理化学研究所(理研)は、「ノックインマウス」を、2~3か月という短期間で、かつ同時進行(並列)で多種類作製する方法を確立したと発表した。
同成果は、理研 生命システム研究センター合成生物学研究グループの上田泰己グループディレクター(東京大学大学院医学系研究科教授)、鵜飼英樹 上級研究員、ライフサイエンス技術基盤研究センター 生体モデル開発ユニットの清成寛ユニットリーダーらによるもの。詳細は、英国の科学雑誌「Nature Protocols」(オンライン版)に掲載された。
ノックインマウスとは、細胞がもともと持っていない外来遺伝子が体の全細胞の染色体DNAに挿入されたマウスのこと。ノックインマウスを作製しその表現型を解析する技術は、病気などの生命現象を研究する上で欠かせない。
個体レベルでの生命現象には多くの遺伝子が関与しているため、多種類のノックインマウスを作製する必要がある。しかし一種類を作製するのに、ノックインES細胞の作製、キメラマウスの作製、キメラマウスの5~6回以上に及ぶ交配という煩雑な操作が必要であり、作製には少なくとも1~2年ほどかかり、また多種類を並列に作製することはできなかった。
==================================================
> _取り組む問題_:
a: ノックインマウスについての文章を、「ノックインマウスとは、細胞が」という言葉がある所から書き始めて、「作製することはできなかった。」のところで止め、そのとおりに書き出してください。
b: ノックインマウスについての文章を読んで、次の問いに答えてください。
(i) 研究の詳細が載った科学雑誌の名前は何ですか。
(ii) 新しい方法では、ノックインマウスをどのくらいの期間で作れますか。
(iii) これまでの方法では、一種類を作るのに少なくともどのくらいかかりましたか。
c: ノックインマウスについての文章の最後の文のあとから、続きを書き継いでください。

> _記録データ_:
==================================================
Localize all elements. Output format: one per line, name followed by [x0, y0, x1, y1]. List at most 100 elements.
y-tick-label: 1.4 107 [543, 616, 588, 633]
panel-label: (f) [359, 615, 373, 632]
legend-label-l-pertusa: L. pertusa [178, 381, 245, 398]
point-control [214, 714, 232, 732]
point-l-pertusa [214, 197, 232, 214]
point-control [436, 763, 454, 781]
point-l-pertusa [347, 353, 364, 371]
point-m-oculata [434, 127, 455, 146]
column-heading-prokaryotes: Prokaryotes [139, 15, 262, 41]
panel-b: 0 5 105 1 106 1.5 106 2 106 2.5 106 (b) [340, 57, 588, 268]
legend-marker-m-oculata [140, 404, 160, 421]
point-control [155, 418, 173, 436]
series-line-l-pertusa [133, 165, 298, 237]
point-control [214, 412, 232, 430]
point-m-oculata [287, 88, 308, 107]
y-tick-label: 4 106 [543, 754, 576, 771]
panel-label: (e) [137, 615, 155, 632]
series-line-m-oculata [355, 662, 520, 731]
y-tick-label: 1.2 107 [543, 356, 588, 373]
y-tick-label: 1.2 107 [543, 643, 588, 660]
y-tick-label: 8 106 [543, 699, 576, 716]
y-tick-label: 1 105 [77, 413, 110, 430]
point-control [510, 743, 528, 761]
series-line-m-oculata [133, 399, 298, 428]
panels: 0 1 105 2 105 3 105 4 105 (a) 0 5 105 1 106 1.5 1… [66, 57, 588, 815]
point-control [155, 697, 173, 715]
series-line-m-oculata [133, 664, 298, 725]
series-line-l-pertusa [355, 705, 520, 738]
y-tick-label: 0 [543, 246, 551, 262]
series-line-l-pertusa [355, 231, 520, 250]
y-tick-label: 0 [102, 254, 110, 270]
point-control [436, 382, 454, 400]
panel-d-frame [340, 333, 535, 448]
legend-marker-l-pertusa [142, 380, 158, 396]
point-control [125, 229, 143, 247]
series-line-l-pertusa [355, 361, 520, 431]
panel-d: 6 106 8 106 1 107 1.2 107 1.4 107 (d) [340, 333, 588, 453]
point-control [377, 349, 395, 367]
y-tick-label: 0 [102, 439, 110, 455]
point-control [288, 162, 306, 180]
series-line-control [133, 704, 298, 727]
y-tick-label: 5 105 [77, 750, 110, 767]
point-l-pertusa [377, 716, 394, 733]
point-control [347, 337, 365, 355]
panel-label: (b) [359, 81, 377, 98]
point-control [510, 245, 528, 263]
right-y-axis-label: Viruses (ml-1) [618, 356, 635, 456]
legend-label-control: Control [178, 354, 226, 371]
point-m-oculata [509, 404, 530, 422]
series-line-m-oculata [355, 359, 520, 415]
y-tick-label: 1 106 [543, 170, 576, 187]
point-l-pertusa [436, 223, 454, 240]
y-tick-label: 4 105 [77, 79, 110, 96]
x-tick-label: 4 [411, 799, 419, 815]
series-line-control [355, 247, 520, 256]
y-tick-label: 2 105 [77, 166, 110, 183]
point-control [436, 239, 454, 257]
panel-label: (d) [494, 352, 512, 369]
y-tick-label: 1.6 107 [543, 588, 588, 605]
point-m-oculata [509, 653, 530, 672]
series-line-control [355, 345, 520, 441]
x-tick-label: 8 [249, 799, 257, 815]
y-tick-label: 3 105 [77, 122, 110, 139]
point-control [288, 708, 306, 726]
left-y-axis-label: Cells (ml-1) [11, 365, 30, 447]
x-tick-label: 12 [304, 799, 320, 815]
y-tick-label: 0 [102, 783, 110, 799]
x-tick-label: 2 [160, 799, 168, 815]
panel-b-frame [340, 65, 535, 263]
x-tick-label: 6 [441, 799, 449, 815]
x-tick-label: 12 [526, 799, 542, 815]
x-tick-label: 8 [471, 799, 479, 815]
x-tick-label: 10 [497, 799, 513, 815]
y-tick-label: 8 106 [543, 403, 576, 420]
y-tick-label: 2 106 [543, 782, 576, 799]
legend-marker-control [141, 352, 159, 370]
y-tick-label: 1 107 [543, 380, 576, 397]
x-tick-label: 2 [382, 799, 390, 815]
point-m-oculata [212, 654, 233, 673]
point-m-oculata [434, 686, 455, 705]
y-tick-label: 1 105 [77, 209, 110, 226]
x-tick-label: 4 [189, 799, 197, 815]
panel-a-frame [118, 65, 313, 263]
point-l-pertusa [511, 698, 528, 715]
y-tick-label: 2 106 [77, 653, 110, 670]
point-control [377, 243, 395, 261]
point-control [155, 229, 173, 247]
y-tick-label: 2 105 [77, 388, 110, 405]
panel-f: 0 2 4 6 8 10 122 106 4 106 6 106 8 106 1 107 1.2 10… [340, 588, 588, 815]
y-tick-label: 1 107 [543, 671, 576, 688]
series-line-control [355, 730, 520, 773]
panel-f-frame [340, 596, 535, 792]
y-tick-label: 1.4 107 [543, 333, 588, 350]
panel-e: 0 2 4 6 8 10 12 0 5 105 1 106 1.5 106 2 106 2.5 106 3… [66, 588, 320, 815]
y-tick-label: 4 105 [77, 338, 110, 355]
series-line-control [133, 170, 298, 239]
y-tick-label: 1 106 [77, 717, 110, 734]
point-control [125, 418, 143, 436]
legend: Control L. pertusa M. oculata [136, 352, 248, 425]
==================================================
> _解答_:
a:
ノックインマウスとは、細胞がもともと持っていない外来遺伝子が体の全細胞の染色体DNAに挿入されたマウスのこと。ノックインマウスを作製しその表現型を解析する技術は、病気などの生命現象を研究する上で欠かせない。
個体レベルでの生命現象には多くの遺伝子が関与しているため、多種類のノックインマウスを作製する必要がある。しかし一種類を作製するのに、ノックインES細胞の作製、キメラマウスの作製、キメラマウスの5~6回以上に及ぶ交配という煩雑な操作が必要であり、作製には少なくとも1~2年ほどかかり、また多種類を並列に作製することはできなかった。

b:
(i) 英国の科学雑誌「Nature Protocols」(オンライン版)
(ii) 2~3か月
(iii) 1~2年ほど

c:
今回研究チームは、まずノックインES細胞を作製する際のゲノム編集技術を簡便化・高効率化、操作を小スケール化することで、多種類のノックインES細胞を並列に約1か月で作製する技術を確立。この技術と、体の全細胞がES細胞に由来するESマウスをキメラマウスの交配を介さずに直接作製する技術を組み合わせることで、ノックインESマウスを「ES細胞→ノックインES細胞→ノックインESマウス」の2つのステップで、並列・短期間(2~3か月)で作製する技術体系の確立に成功した。
研究チームはこの「次世代型マウス遺伝学」を誰もが実践できるように、操作上の注意点などを詳細に記したプロトコル(手順書)にまとめ、Nature Protocolsに報告・公開した。
研究グループは同成果に関して、マウスを用いた基礎生物学的研究だけでなく、ヒトiPS細胞などを用いた疾患研究、ヒト疾患モデル臓器や疾患モデルマウスの作製にも応用できると説明している。